##### DATA ROWS #####

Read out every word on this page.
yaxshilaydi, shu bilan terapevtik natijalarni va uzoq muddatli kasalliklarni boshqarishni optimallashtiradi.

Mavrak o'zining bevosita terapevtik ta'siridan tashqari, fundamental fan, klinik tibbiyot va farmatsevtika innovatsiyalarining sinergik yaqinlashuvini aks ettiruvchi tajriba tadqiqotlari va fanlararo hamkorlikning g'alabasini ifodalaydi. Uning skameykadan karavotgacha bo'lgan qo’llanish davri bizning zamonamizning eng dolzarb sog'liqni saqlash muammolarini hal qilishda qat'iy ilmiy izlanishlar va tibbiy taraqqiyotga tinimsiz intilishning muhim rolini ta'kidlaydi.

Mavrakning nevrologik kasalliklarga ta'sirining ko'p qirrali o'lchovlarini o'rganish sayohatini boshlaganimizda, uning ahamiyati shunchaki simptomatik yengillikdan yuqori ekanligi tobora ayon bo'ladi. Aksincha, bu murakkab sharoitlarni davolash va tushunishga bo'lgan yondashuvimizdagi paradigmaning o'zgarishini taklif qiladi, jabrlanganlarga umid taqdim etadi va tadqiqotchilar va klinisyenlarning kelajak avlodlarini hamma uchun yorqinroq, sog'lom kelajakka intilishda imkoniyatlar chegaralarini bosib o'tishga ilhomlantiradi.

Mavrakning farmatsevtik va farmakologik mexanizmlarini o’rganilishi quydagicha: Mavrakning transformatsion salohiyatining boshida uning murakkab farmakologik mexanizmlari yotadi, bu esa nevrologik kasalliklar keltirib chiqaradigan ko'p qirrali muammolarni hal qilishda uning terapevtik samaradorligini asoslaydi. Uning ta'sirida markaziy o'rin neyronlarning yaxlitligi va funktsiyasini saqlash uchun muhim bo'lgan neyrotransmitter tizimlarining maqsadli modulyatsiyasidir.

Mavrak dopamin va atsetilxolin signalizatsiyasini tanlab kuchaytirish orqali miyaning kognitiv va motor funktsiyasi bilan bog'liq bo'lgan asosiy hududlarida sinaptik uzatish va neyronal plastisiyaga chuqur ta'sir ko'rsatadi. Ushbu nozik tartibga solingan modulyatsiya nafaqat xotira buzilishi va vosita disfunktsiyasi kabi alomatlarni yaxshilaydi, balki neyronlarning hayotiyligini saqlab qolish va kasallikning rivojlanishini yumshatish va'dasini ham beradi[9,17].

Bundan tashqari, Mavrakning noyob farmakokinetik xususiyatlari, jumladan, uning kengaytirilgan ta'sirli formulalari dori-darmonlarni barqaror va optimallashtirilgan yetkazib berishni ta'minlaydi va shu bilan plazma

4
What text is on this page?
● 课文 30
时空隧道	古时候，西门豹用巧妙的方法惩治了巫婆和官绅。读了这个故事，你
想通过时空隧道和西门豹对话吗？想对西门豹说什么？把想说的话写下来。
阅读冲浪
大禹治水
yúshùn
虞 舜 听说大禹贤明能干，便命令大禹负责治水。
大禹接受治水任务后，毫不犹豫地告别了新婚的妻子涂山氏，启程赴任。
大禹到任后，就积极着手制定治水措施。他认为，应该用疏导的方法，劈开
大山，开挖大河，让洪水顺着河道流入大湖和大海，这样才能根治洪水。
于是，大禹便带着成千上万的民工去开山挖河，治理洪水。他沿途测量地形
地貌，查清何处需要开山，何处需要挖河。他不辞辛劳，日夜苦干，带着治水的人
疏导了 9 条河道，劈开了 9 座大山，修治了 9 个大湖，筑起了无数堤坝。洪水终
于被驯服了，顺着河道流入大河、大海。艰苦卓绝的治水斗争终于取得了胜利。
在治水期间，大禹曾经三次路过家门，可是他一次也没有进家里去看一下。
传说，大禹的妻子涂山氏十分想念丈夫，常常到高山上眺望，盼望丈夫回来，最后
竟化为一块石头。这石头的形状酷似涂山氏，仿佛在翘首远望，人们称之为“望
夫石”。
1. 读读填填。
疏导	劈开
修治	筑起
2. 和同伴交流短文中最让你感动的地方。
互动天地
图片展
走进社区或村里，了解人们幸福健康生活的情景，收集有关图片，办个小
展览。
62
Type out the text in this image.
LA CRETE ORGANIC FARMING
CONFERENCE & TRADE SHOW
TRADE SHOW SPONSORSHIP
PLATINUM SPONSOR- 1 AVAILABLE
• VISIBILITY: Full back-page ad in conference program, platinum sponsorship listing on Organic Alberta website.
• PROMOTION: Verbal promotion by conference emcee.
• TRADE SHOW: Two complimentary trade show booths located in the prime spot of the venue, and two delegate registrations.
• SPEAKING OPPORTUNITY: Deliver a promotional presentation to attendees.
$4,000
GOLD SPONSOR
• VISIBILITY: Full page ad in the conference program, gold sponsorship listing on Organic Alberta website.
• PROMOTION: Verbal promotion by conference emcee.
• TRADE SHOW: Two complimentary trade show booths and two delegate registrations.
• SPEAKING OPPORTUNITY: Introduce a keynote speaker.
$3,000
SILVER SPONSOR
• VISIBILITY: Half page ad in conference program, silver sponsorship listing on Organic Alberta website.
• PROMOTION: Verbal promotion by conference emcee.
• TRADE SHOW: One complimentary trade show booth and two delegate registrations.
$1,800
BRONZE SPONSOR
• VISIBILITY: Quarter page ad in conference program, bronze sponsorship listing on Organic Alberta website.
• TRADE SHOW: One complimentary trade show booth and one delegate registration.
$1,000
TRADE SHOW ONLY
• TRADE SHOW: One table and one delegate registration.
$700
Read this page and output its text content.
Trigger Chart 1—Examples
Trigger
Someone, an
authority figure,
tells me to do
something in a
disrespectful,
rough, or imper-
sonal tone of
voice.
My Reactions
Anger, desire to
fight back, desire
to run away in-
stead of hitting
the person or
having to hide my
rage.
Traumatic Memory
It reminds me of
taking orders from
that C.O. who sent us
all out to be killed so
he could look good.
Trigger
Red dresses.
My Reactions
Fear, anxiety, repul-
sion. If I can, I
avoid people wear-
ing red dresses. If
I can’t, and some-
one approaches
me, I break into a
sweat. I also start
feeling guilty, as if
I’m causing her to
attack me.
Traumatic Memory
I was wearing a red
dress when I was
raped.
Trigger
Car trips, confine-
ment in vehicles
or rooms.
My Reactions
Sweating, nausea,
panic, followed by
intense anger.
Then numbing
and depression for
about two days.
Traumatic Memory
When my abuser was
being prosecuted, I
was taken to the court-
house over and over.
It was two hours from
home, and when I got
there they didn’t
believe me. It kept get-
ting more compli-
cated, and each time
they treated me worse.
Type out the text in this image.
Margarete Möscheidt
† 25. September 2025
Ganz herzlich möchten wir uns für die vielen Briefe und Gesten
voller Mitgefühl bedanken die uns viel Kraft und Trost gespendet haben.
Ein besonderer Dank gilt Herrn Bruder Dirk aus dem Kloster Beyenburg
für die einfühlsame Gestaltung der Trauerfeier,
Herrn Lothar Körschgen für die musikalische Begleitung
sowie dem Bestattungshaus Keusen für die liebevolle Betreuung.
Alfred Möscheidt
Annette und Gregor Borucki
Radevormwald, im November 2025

#####

## WORK TO BE COMPLETED
Print the material once more, exactly.

## FINISHED ANSWER
Read out every word on this page.
yaxshilaydi, shu bilan terapevtik natijalarni va uzoq muddatli kasalliklarni boshqarishni optimallashtiradi.

Mavrak o'zining bevosita terapevtik ta'siridan tashqari, fundamental fan, klinik tibbiyot va farmatsevtika innovatsiyalarining sinergik yaqinlashuvini aks ettiruvchi tajriba tadqiqotlari va fanlararo hamkorlikning g'alabasini ifodalaydi. Uning skameykadan karavotgacha bo'lgan qo’llanish davri bizning zamonamizning eng dolzarb sog'liqni saqlash muammolarini hal qilishda qat'iy ilmiy izlanishlar va tibbiy taraqqiyotga tinimsiz intilishning muhim rolini ta'kidlaydi.

Mavrakning nevrologik kasalliklarga ta'sirining ko'p qirrali o'lchovlarini o'rganish sayohatini boshlaganimizda, uning ahamiyati shunchaki simptomatik yengillikdan yuqori ekanligi tobora ayon bo'ladi. Aksincha, bu murakkab sharoitlarni davolash va tushunishga bo'lgan yondashuvimizdagi paradigmaning o'zgarishini taklif qiladi, jabrlanganlarga umid taqdim etadi va tadqiqotchilar va klinisyenlarning kelajak avlodlarini hamma uchun yorqinroq, sog'lom kelajakka intilishda imkoniyatlar chegaralarini bosib o'tishga ilhomlantiradi.

Mavrakning farmatsevtik va farmakologik mexanizmlarini o’rganilishi quydagicha: Mavrakning transformatsion salohiyatining boshida uning murakkab farmakologik mexanizmlari yotadi, bu esa nevrologik kasalliklar keltirib chiqaradigan ko'p qirrali muammolarni hal qilishda uning terapevtik samaradorligini asoslaydi. Uning ta'sirida markaziy o'rin neyronlarning yaxlitligi va funktsiyasini saqlash uchun muhim bo'lgan neyrotransmitter tizimlarining maqsadli modulyatsiyasidir.

Mavrak dopamin va atsetilxolin signalizatsiyasini tanlab kuchaytirish orqali miyaning kognitiv va motor funktsiyasi bilan bog'liq bo'lgan asosiy hududlarida sinaptik uzatish va neyronal plastisiyaga chuqur ta'sir ko'rsatadi. Ushbu nozik tartibga solingan modulyatsiya nafaqat xotira buzilishi va vosita disfunktsiyasi kabi alomatlarni yaxshilaydi, balki neyronlarning hayotiyligini saqlab qolish va kasallikning rivojlanishini yumshatish va'dasini ham beradi[9,17].

Bundan tashqari, Mavrakning noyob farmakokinetik xususiyatlari, jumladan, uning kengaytirilgan ta'sirli formulalari dori-darmonlarni barqaror va optimallashtirilgan yetkazib berishni ta'minlaydi va shu bilan plazma

4
What text is on this page?
● 课文 30
时空隧道	古时候，西门豹用巧妙的方法惩治了巫婆和官绅。读了这个故事，你
想通过时空隧道和西门豹对话吗？想对西门豹说什么？把想说的话写下来。
阅读冲浪
大禹治水
yúshùn
虞 舜 听说大禹贤明能干，便命令大禹负责治水。
大禹接受治水任务后，毫不犹豫地告别了新婚的妻子涂山氏，启程赴任。
大禹到任后，就积极着手制定治水措施。他认为，应该用疏导的方法，劈开
大山，开挖大河，让洪水顺着河道流入大湖和大海，这样才能根治洪水。
于是，大禹便带着成千上万的民工去开山挖河，治理洪水。他沿途测量地形
地貌，查清何处需要开山，何处需要挖河。他不辞辛劳，日夜苦干，带着治水的人
疏导了 9 条河道，劈开了 9 座大山，修治了 9 个大湖，筑起了无数堤坝。洪水终
于被驯服了，顺着河道流入大河、大海。艰苦卓绝的治水斗争终于取得了胜利。
在治水期间，大禹曾经三次路过家门，可是他一次也没有进家里去看一下。
传说，大禹的妻子涂山氏十分想念丈夫，常常到高山上眺望，盼望丈夫回来，最后
竟化为一块石头。这石头的形状酷似涂山氏，仿佛在翘首远望，人们称之为“望
夫石”。
1. 读读填填。
疏导	劈开
修治	筑起
2. 和同伴交流短文中最让你感动的地方。
互动天地
图片展
走进社区或村里，了解人们幸福健康生活的情景，收集有关图片，办个小
展览。
62
Type out the text in this image.
LA CRETE ORGANIC FARMING
CONFERENCE & TRADE SHOW
TRADE SHOW SPONSORSHIP
PLATINUM SPONSOR- 1 AVAILABLE
• VISIBILITY: Full back-page ad in conference program, platinum sponsorship listing on Organic Alberta website.
• PROMOTION: Verbal promotion by conference emcee.
• TRADE SHOW: Two complimentary trade show booths located in the prime spot of the venue, and two delegate registrations.
• SPEAKING OPPORTUNITY: Deliver a promotional presentation to attendees.
$4,000
GOLD SPONSOR
• VISIBILITY: Full page ad in the conference program, gold sponsorship listing on Organic Alberta website.
• PROMOTION: Verbal promotion by conference emcee.
• TRADE SHOW: Two complimentary trade show booths and two delegate registrations.
• SPEAKING OPPORTUNITY: Introduce a keynote speaker.
$3,000
SILVER SPONSOR
• VISIBILITY: Half page ad in conference program, silver sponsorship listing on Organic Alberta website.
• PROMOTION: Verbal promotion by conference emcee.
• TRADE SHOW: One complimentary trade show booth and two delegate registrations.
$1,800
BRONZE SPONSOR
• VISIBILITY: Quarter page ad in conference program, bronze sponsorship listing on Organic Alberta website.
• TRADE SHOW: One complimentary trade show booth and one delegate registration.
$1,000
TRADE SHOW ONLY
• TRADE SHOW: One table and one delegate registration.
$700
Read this page and output its text content.
Trigger Chart 1—Examples
Trigger
Someone, an
authority figure,
tells me to do
something in a
disrespectful,
rough, or imper-
sonal tone of
voice.
My Reactions
Anger, desire to
fight back, desire
to run away in-
stead of hitting
the person or
having to hide my
rage.
Traumatic Memory
It reminds me of
taking orders from
that C.O. who sent us
all out to be killed so
he could look good.
Trigger
Red dresses.
My Reactions
Fear, anxiety, repul-
sion. If I can, I
avoid people wear-
ing red dresses. If
I can’t, and some-
one approaches
me, I break into a
sweat. I also start
feeling guilty, as if
I’m causing her to
attack me.
Traumatic Memory
I was wearing a red
dress when I was
raped.
Trigger
Car trips, confine-
ment in vehicles
or rooms.
My Reactions
Sweating, nausea,
panic, followed by
intense anger.
Then numbing
and depression for
about two days.
Traumatic Memory
When my abuser was
being prosecuted, I
was taken to the court-
house over and over.
It was two hours from
home, and when I got
there they didn’t
believe me. It kept get-
ting more compli-
cated, and each time
they treated me worse.
Type out the text in this image.
Margarete Möscheidt
† 25. September 2025
Ganz herzlich möchten wir uns für die vielen Briefe und Gesten
voller Mitgefühl bedanken die uns viel Kraft und Trost gespendet haben.
Ein besonderer Dank gilt Herrn Bruder Dirk aus dem Kloster Beyenburg
für die einfühlsame Gestaltung der Trauerfeier,
Herrn Lothar Körschgen für die musikalische Begleitung
sowie dem Bestattungshaus Keusen für die liebevolle Betreuung.
Alfred Möscheidt
Annette und Gregor Borucki
Radevormwald, im November 2025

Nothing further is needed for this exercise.